▶ _WHAT YOU WILL DO_
Write out the listing below again, precisely as it is given.

▶ _PROVIDED INFORMATION_
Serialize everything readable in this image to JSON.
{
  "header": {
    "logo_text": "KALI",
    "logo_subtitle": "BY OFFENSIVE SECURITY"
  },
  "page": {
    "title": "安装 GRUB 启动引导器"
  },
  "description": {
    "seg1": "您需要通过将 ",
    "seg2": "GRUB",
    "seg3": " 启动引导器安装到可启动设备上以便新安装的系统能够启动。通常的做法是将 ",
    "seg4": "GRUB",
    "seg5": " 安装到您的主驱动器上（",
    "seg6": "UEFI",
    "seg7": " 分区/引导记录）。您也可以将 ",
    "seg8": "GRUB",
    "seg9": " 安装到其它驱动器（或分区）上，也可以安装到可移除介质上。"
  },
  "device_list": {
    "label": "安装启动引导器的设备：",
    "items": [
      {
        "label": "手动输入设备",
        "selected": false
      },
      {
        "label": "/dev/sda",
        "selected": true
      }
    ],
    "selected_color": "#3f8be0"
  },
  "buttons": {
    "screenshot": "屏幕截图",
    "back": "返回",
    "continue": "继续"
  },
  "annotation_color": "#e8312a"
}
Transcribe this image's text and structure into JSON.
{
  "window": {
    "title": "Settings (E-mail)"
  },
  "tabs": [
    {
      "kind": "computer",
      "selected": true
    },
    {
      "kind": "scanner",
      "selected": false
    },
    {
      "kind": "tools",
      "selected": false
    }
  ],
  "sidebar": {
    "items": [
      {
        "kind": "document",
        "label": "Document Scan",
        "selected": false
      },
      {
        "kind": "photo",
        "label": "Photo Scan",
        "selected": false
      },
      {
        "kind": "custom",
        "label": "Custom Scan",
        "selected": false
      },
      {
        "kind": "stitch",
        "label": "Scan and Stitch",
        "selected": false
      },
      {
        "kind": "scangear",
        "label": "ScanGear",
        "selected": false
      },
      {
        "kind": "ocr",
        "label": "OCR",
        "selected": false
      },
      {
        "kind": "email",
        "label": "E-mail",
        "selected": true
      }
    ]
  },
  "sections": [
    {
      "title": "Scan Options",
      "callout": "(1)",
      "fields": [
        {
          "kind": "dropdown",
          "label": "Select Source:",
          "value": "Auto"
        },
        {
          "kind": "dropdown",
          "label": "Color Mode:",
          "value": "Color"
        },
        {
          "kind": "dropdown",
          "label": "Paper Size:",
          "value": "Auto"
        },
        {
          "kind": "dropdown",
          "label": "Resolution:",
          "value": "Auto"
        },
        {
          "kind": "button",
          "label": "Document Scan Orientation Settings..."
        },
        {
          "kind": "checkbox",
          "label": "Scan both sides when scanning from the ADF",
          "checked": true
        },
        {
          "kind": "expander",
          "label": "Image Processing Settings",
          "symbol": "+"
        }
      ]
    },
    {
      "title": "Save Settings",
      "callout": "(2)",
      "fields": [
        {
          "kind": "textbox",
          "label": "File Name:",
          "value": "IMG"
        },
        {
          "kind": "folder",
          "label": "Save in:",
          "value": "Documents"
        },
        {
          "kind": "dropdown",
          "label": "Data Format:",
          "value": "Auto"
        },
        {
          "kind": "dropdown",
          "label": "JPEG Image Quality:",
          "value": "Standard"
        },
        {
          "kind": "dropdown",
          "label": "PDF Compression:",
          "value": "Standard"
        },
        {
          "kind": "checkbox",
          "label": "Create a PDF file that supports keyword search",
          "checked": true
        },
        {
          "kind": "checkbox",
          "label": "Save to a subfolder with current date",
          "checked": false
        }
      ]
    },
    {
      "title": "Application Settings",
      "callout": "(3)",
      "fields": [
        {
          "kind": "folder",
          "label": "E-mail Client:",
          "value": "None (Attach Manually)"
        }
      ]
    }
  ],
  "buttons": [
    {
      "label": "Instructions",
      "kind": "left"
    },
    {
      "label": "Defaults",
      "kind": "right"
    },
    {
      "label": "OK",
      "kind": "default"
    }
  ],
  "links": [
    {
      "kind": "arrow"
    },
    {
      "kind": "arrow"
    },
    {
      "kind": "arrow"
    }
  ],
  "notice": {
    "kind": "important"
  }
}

▶ _SOLUTION_
Serialize everything readable in this image to JSON.
{
  "header": {
    "logo_text": "KALI",
    "logo_subtitle": "BY OFFENSIVE SECURITY"
  },
  "page": {
    "title": "安装 GRUB 启动引导器"
  },
  "description": {
    "seg1": "您需要通过将 ",
    "seg2": "GRUB",
    "seg3": " 启动引导器安装到可启动设备上以便新安装的系统能够启动。通常的做法是将 ",
    "seg4": "GRUB",
    "seg5": " 安装到您的主驱动器上（",
    "seg6": "UEFI",
    "seg7": " 分区/引导记录）。您也可以将 ",
    "seg8": "GRUB",
    "seg9": " 安装到其它驱动器（或分区）上，也可以安装到可移除介质上。"
  },
  "device_list": {
    "label": "安装启动引导器的设备：",
    "items": [
      {
        "label": "手动输入设备",
        "selected": false
      },
      {
        "label": "/dev/sda",
        "selected": true
      }
    ],
    "selected_color": "#3f8be0"
  },
  "buttons": {
    "screenshot": "屏幕截图",
    "back": "返回",
    "continue": "继续"
  },
  "annotation_color": "#e8312a"
}
Transcribe this image's text and structure into JSON.
{
  "window": {
    "title": "Settings (E-mail)"
  },
  "tabs": [
    {
      "kind": "computer",
      "selected": true
    },
    {
      "kind": "scanner",
      "selected": false
    },
    {
      "kind": "tools",
      "selected": false
    }
  ],
  "sidebar": {
    "items": [
      {
        "kind": "document",
        "label": "Document Scan",
        "selected": false
      },
      {
        "kind": "photo",
        "label": "Photo Scan",
        "selected": false
      },
      {
        "kind": "custom",
        "label": "Custom Scan",
        "selected": false
      },
      {
        "kind": "stitch",
        "label": "Scan and Stitch",
        "selected": false
      },
      {
        "kind": "scangear",
        "label": "ScanGear",
        "selected": false
      },
      {
        "kind": "ocr",
        "label": "OCR",
        "selected": false
      },
      {
        "kind": "email",
        "label": "E-mail",
        "selected": true
      }
    ]
  },
  "sections": [
    {
      "title": "Scan Options",
      "callout": "(1)",
      "fields": [
        {
          "kind": "dropdown",
          "label": "Select Source:",
          "value": "Auto"
        },
        {
          "kind": "dropdown",
          "label": "Color Mode:",
          "value": "Color"
        },
        {
          "kind": "dropdown",
          "label": "Paper Size:",
          "value": "Auto"
        },
        {
          "kind": "dropdown",
          "label": "Resolution:",
          "value": "Auto"
        },
        {
          "kind": "button",
          "label": "Document Scan Orientation Settings..."
        },
        {
          "kind": "checkbox",
          "label": "Scan both sides when scanning from the ADF",
          "checked": true
        },
        {
          "kind": "expander",
          "label": "Image Processing Settings",
          "symbol": "+"
        }
      ]
    },
    {
      "title": "Save Settings",
      "callout": "(2)",
      "fields": [
        {
          "kind": "textbox",
          "label": "File Name:",
          "value": "IMG"
        },
        {
          "kind": "folder",
          "label": "Save in:",
          "value": "Documents"
        },
        {
          "kind": "dropdown",
          "label": "Data Format:",
          "value": "Auto"
        },
        {
          "kind": "dropdown",
          "label": "JPEG Image Quality:",
          "value": "Standard"
        },
        {
          "kind": "dropdown",
          "label": "PDF Compression:",
          "value": "Standard"
        },
        {
          "kind": "checkbox",
          "label": "Create a PDF file that supports keyword search",
          "checked": true
        },
        {
          "kind": "checkbox",
          "label": "Save to a subfolder with current date",
          "checked": false
        }
      ]
    },
    {
      "title": "Application Settings",
      "callout": "(3)",
      "fields": [
        {
          "kind": "folder",
          "label": "E-mail Client:",
          "value": "None (Attach Manually)"
        }
      ]
    }
  ],
  "buttons": [
    {
      "label": "Instructions",
      "kind": "left"
    },
    {
      "label": "Defaults",
      "kind": "right"
    },
    {
      "label": "OK",
      "kind": "default"
    }
  ],
  "links": [
    {
      "kind": "arrow"
    },
    {
      "kind": "arrow"
    },
    {
      "kind": "arrow"
    }
  ],
  "notice": {
    "kind": "important"
  }
}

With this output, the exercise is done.